:: Requirement ::
Reproduce every entry exactly as shown.

:: Provided records ::

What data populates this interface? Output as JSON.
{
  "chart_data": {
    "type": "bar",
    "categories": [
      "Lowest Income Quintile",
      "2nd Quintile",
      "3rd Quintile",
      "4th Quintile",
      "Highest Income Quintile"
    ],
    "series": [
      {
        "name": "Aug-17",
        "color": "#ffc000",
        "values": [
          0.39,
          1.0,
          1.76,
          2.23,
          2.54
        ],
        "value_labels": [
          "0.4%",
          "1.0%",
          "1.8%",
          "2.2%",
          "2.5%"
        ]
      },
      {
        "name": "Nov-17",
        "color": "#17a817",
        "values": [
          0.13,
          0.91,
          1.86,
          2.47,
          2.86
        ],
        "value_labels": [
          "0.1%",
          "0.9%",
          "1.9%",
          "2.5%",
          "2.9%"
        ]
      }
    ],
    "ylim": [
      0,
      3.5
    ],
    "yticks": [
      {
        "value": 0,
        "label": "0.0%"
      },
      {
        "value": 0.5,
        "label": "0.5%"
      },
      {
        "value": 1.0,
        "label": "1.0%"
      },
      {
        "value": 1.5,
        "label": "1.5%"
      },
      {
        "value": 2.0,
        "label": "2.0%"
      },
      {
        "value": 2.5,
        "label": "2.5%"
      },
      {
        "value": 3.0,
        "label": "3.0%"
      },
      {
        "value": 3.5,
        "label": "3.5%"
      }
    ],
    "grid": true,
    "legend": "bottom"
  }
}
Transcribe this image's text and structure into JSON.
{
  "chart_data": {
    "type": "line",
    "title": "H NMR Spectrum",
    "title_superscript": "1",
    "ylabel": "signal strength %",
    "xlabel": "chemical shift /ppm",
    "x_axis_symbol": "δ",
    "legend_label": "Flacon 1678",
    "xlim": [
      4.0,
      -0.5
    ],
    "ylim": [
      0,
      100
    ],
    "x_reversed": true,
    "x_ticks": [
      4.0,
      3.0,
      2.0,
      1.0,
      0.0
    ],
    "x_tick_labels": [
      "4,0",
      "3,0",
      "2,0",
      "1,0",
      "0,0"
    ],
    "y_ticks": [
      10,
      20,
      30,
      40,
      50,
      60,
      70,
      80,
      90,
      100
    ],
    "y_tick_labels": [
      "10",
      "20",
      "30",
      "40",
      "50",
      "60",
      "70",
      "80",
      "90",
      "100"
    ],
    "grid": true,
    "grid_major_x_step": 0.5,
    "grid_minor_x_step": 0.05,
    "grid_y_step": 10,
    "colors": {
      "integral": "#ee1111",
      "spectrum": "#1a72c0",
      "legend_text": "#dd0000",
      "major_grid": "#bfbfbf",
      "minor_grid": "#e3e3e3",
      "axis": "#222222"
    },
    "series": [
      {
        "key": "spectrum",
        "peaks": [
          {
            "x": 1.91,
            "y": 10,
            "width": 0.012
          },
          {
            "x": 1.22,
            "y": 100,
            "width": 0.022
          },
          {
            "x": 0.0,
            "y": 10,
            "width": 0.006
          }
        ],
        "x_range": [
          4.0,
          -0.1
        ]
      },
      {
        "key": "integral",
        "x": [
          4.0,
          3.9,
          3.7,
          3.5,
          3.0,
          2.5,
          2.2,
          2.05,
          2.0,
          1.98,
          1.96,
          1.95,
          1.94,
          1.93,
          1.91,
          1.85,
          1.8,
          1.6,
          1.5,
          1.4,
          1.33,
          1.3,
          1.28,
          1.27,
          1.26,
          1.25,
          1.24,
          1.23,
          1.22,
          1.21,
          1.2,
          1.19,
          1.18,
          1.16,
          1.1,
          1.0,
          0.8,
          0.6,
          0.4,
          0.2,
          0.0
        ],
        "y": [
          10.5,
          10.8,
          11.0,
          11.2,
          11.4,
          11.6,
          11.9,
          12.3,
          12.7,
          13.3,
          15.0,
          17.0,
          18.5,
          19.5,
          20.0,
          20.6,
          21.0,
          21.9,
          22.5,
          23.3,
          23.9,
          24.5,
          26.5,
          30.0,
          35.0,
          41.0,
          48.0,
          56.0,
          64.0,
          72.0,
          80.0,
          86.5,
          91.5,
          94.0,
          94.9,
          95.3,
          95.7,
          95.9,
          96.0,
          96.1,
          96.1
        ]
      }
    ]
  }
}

:: The result ::
What data populates this interface? Output as JSON.
{
  "chart_data": {
    "type": "bar",
    "categories": [
      "Lowest Income Quintile",
      "2nd Quintile",
      "3rd Quintile",
      "4th Quintile",
      "Highest Income Quintile"
    ],
    "series": [
      {
        "name": "Aug-17",
        "color": "#ffc000",
        "values": [
          0.39,
          1.0,
          1.76,
          2.23,
          2.54
        ],
        "value_labels": [
          "0.4%",
          "1.0%",
          "1.8%",
          "2.2%",
          "2.5%"
        ]
      },
      {
        "name": "Nov-17",
        "color": "#17a817",
        "values": [
          0.13,
          0.91,
          1.86,
          2.47,
          2.86
        ],
        "value_labels": [
          "0.1%",
          "0.9%",
          "1.9%",
          "2.5%",
          "2.9%"
        ]
      }
    ],
    "ylim": [
      0,
      3.5
    ],
    "yticks": [
      {
        "value": 0,
        "label": "0.0%"
      },
      {
        "value": 0.5,
        "label": "0.5%"
      },
      {
        "value": 1.0,
        "label": "1.0%"
      },
      {
        "value": 1.5,
        "label": "1.5%"
      },
      {
        "value": 2.0,
        "label": "2.0%"
      },
      {
        "value": 2.5,
        "label": "2.5%"
      },
      {
        "value": 3.0,
        "label": "3.0%"
      },
      {
        "value": 3.5,
        "label": "3.5%"
      }
    ],
    "grid": true,
    "legend": "bottom"
  }
}
Transcribe this image's text and structure into JSON.
{
  "chart_data": {
    "type": "line",
    "title": "H NMR Spectrum",
    "title_superscript": "1",
    "ylabel": "signal strength %",
    "xlabel": "chemical shift /ppm",
    "x_axis_symbol": "δ",
    "legend_label": "Flacon 1678",
    "xlim": [
      4.0,
      -0.5
    ],
    "ylim": [
      0,
      100
    ],
    "x_reversed": true,
    "x_ticks": [
      4.0,
      3.0,
      2.0,
      1.0,
      0.0
    ],
    "x_tick_labels": [
      "4,0",
      "3,0",
      "2,0",
      "1,0",
      "0,0"
    ],
    "y_ticks": [
      10,
      20,
      30,
      40,
      50,
      60,
      70,
      80,
      90,
      100
    ],
    "y_tick_labels": [
      "10",
      "20",
      "30",
      "40",
      "50",
      "60",
      "70",
      "80",
      "90",
      "100"
    ],
    "grid": true,
    "grid_major_x_step": 0.5,
    "grid_minor_x_step": 0.05,
    "grid_y_step": 10,
    "colors": {
      "integral": "#ee1111",
      "spectrum": "#1a72c0",
      "legend_text": "#dd0000",
      "major_grid": "#bfbfbf",
      "minor_grid": "#e3e3e3",
      "axis": "#222222"
    },
    "series": [
      {
        "key": "spectrum",
        "peaks": [
          {
            "x": 1.91,
            "y": 10,
            "width": 0.012
          },
          {
            "x": 1.22,
            "y": 100,
            "width": 0.022
          },
          {
            "x": 0.0,
            "y": 10,
            "width": 0.006
          }
        ],
        "x_range": [
          4.0,
          -0.1
        ]
      },
      {
        "key": "integral",
        "x": [
          4.0,
          3.9,
          3.7,
          3.5,
          3.0,
          2.5,
          2.2,
          2.05,
          2.0,
          1.98,
          1.96,
          1.95,
          1.94,
          1.93,
          1.91,
          1.85,
          1.8,
          1.6,
          1.5,
          1.4,
          1.33,
          1.3,
          1.28,
          1.27,
          1.26,
          1.25,
          1.24,
          1.23,
          1.22,
          1.21,
          1.2,
          1.19,
          1.18,
          1.16,
          1.1,
          1.0,
          0.8,
          0.6,
          0.4,
          0.2,
          0.0
        ],
        "y": [
          10.5,
          10.8,
          11.0,
          11.2,
          11.4,
          11.6,
          11.9,
          12.3,
          12.7,
          13.3,
          15.0,
          17.0,
          18.5,
          19.5,
          20.0,
          20.6,
          21.0,
          21.9,
          22.5,
          23.3,
          23.9,
          24.5,
          26.5,
          30.0,
          35.0,
          41.0,
          48.0,
          56.0,
          64.0,
          72.0,
          80.0,
          86.5,
          91.5,
          94.0,
          94.9,
          95.3,
          95.7,
          95.9,
          96.0,
          96.1,
          96.1
        ]
      }
    ]
  }
}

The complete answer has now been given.